::: EXTRACTED MATERIAL
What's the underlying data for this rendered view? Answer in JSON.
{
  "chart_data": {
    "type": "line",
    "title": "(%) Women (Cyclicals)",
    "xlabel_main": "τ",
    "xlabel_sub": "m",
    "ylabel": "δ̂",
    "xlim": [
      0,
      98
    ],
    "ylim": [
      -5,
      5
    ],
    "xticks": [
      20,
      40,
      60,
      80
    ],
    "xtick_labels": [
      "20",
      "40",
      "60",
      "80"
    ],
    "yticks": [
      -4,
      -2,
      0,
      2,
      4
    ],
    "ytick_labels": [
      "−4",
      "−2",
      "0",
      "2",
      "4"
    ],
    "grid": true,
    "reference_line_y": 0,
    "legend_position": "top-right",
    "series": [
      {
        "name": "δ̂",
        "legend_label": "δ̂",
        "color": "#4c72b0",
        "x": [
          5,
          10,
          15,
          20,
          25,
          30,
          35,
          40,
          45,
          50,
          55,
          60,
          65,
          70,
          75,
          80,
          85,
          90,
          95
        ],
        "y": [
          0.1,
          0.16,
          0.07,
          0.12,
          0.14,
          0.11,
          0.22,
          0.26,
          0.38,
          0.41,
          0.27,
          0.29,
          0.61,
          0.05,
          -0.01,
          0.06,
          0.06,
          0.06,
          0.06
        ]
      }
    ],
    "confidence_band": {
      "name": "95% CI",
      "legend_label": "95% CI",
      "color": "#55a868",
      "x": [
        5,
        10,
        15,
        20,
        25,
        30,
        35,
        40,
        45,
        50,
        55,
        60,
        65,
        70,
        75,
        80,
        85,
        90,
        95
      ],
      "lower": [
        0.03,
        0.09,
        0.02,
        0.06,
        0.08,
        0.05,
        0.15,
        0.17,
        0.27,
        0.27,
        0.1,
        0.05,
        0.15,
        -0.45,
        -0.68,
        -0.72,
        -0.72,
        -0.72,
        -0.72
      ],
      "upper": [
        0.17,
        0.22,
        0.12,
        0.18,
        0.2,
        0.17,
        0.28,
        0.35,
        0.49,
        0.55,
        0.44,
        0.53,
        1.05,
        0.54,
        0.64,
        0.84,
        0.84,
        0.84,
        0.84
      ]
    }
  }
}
::::::
» **PROBLEM DESCRIPTION**
Take the records above and return them exactly as written.

» **OUTPUT FOR THIS TASK**
What's the underlying data for this rendered view? Answer in JSON.
{
  "chart_data": {
    "type": "line",
    "title": "(%) Women (Cyclicals)",
    "xlabel_main": "τ",
    "xlabel_sub": "m",
    "ylabel": "δ̂",
    "xlim": [
      0,
      98
    ],
    "ylim": [
      -5,
      5
    ],
    "xticks": [
      20,
      40,
      60,
      80
    ],
    "xtick_labels": [
      "20",
      "40",
      "60",
      "80"
    ],
    "yticks": [
      -4,
      -2,
      0,
      2,
      4
    ],
    "ytick_labels": [
      "−4",
      "−2",
      "0",
      "2",
      "4"
    ],
    "grid": true,
    "reference_line_y": 0,
    "legend_position": "top-right",
    "series": [
      {
        "name": "δ̂",
        "legend_label": "δ̂",
        "color": "#4c72b0",
        "x": [
          5,
          10,
          15,
          20,
          25,
          30,
          35,
          40,
          45,
          50,
          55,
          60,
          65,
          70,
          75,
          80,
          85,
          90,
          95
        ],
        "y": [
          0.1,
          0.16,
          0.07,
          0.12,
          0.14,
          0.11,
          0.22,
          0.26,
          0.38,
          0.41,
          0.27,
          0.29,
          0.61,
          0.05,
          -0.01,
          0.06,
          0.06,
          0.06,
          0.06
        ]
      }
    ],
    "confidence_band": {
      "name": "95% CI",
      "legend_label": "95% CI",
      "color": "#55a868",
      "x": [
        5,
        10,
        15,
        20,
        25,
        30,
        35,
        40,
        45,
        50,
        55,
        60,
        65,
        70,
        75,
        80,
        85,
        90,
        95
      ],
      "lower": [
        0.03,
        0.09,
        0.02,
        0.06,
        0.08,
        0.05,
        0.15,
        0.17,
        0.27,
        0.27,
        0.1,
        0.05,
        0.15,
        -0.45,
        -0.68,
        -0.72,
        -0.72,
        -0.72,
        -0.72
      ],
      "upper": [
        0.17,
        0.22,
        0.12,
        0.18,
        0.2,
        0.17,
        0.28,
        0.35,
        0.49,
        0.55,
        0.44,
        0.53,
        1.05,
        0.54,
        0.64,
        0.84,
        0.84,
        0.84,
        0.84
      ]
    }
  }
}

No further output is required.